:: Page text ::
As noted in Cody and Terpak’s study, this important photograph features a distinctively Chinese form of photographical inscription, that is, verbal addition to a photographic image. See Tay’s photograph of Li Hongzhang was signed with the traditional ink-and-brush (maobi) method in Chinese literary style.[xxiii] The precise, neat calligraphy identifies the photographer and time and place that the photograph was taken. This addition, while not common in photographs from the same period, clearly imitates the standard practice in traditional Chinese painting of including calligraphy inscriptions with information about the receiver of the painting as a gift. The calligraphic note, together with the manual manipulation of the photograph through painted additions and the deep black-and-white tonality, creates a visual continuity with the artistic traditions of China’s artistically rich past. These elements also serve to deepen the formality and dignity of Li Hongzhang’s visual representation.
This photograph was one of those taken during the posing session with Ulysses S. Grant mentioned above. The physical circumstances of the photograph might explain the dynamic asymmetry in Li’s pose. Li was also said to have shared this portrait with foreign visitors. His high international regard and reputation as the leading representative of the Chinese court may have played a role in See Tay’s emphasis on Chinese artistic tradition in this photograph, as he may have been aware this image was going to be shared with international audiences.[xxiv] The blending of western and Chinese aesthetic sensibilities might be a way of appealing to foreign audiences, or to signify the new western-looking foreign policy direction taken by China.
Positioning images of Prince Chun and Li Hongzhang
While this photograph, Fig. 4, has a highly distinctive character and its subject, Li, is recognizable through his repeated representations, this is not true for most photographic portraits of the mid-19th century in China. Susan Sontag, in her famous essay on the image-world, notes that in 1970s China photography is connected and accepted through “continuity”[xxv]: traditions of seeing and a strict selection of “proper” subjects and photograph styles inform and generate the photographic image as an orderly reflection of an orderly society. Conventions of portraiture in 19th century China reinforce this observation. It is important to note the continuity and similarity shared by most portraits taken in this period in China. In fact, Roberta Wue observes that “Sontag could have been speaking of photography of a much earlier date” when writing about 1970s Chinese photographic conventions.[xxvi] Prince Chun and Li Hongzhang’s personal prestige and high status allowed them to employ experienced photographers like Liang See Tay to develop their external visualization and photographic persona.
:::
**Exercise**
Extract the passage of the text on Li Hongzhang's photographic portraits starting with "This photograph was" and going on through "taken by China.".
:: Stored records ::
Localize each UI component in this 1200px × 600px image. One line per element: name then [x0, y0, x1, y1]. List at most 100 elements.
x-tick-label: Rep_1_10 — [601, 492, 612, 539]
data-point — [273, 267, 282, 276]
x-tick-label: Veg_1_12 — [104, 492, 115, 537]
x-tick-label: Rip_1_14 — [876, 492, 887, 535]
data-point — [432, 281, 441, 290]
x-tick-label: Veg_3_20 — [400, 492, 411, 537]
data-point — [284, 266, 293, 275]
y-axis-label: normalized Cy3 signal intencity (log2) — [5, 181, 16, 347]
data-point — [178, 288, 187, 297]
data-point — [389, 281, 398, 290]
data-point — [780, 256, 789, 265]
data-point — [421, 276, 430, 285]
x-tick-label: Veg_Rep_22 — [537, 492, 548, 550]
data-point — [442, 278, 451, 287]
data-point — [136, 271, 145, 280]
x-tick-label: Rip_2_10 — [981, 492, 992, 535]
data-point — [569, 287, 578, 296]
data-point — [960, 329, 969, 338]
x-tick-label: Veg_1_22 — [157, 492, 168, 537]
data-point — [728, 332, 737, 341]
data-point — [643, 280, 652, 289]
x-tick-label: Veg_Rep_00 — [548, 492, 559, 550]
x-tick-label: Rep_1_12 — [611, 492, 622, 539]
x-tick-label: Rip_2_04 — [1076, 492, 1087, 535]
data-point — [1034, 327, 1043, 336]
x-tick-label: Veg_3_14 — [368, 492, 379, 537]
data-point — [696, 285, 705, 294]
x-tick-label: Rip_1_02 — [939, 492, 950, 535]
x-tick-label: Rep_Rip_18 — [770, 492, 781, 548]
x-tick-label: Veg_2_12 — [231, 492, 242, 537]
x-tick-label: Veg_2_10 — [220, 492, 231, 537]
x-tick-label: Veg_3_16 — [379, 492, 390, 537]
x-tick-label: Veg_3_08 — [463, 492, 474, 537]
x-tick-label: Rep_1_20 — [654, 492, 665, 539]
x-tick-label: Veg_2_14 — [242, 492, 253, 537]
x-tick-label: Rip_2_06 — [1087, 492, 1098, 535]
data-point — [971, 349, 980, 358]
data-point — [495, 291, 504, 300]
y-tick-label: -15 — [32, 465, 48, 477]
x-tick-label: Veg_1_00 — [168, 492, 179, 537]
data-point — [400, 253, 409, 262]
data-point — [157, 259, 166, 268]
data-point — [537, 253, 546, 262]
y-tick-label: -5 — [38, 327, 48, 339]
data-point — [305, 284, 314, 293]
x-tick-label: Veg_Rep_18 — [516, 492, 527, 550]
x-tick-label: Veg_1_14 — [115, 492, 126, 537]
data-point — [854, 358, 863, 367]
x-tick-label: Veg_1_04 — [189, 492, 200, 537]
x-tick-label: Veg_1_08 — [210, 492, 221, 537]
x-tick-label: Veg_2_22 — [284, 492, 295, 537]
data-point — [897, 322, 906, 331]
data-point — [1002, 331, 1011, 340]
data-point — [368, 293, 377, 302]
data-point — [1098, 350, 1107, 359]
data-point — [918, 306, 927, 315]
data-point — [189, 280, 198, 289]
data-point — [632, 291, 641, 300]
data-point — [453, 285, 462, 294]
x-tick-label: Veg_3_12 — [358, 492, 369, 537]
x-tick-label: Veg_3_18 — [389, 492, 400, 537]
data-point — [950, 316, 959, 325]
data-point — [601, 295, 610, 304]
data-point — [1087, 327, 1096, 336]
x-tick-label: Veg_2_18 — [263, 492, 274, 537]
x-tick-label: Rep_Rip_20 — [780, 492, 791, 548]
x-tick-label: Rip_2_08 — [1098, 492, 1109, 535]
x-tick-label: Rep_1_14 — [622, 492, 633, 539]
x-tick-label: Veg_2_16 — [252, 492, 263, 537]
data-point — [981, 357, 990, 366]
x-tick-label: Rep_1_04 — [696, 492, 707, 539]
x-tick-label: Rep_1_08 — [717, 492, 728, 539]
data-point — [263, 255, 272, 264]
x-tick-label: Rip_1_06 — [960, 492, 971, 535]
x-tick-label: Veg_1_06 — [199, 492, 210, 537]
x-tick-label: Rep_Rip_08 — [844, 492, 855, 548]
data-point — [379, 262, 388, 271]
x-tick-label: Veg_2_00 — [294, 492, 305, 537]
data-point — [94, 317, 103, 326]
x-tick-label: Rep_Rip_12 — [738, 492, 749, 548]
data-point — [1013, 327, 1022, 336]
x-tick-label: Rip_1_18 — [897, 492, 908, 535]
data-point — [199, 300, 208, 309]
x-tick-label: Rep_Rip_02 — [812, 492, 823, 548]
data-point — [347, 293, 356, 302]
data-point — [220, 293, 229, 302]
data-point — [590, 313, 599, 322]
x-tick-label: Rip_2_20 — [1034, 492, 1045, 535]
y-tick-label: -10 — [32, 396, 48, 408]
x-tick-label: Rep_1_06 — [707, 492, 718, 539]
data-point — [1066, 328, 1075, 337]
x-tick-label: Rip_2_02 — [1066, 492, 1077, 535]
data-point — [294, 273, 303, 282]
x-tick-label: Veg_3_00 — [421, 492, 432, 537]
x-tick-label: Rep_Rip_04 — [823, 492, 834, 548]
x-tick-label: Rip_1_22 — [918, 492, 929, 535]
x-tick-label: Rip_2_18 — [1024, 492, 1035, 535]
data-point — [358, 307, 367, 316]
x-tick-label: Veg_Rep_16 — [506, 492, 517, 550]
:::
**Written solution**
This photograph was one of those taken during the posing session with Ulysses S. Grant mentioned above. The physical circumstances of the photograph might explain the dynamic asymmetry in Li’s pose. Li was also said to have shared this portrait with foreign visitors. His high international regard and reputation as the leading representative of the Chinese court may have played a role in See Tay’s emphasis on Chinese artistic tradition in this photograph, as he may have been aware this image was going to be shared with international audiences.[xxiv] The blending of western and Chinese aesthetic sensibilities might be a way of appealing to foreign audiences, or to signify the new western-looking foreign policy direction taken by China.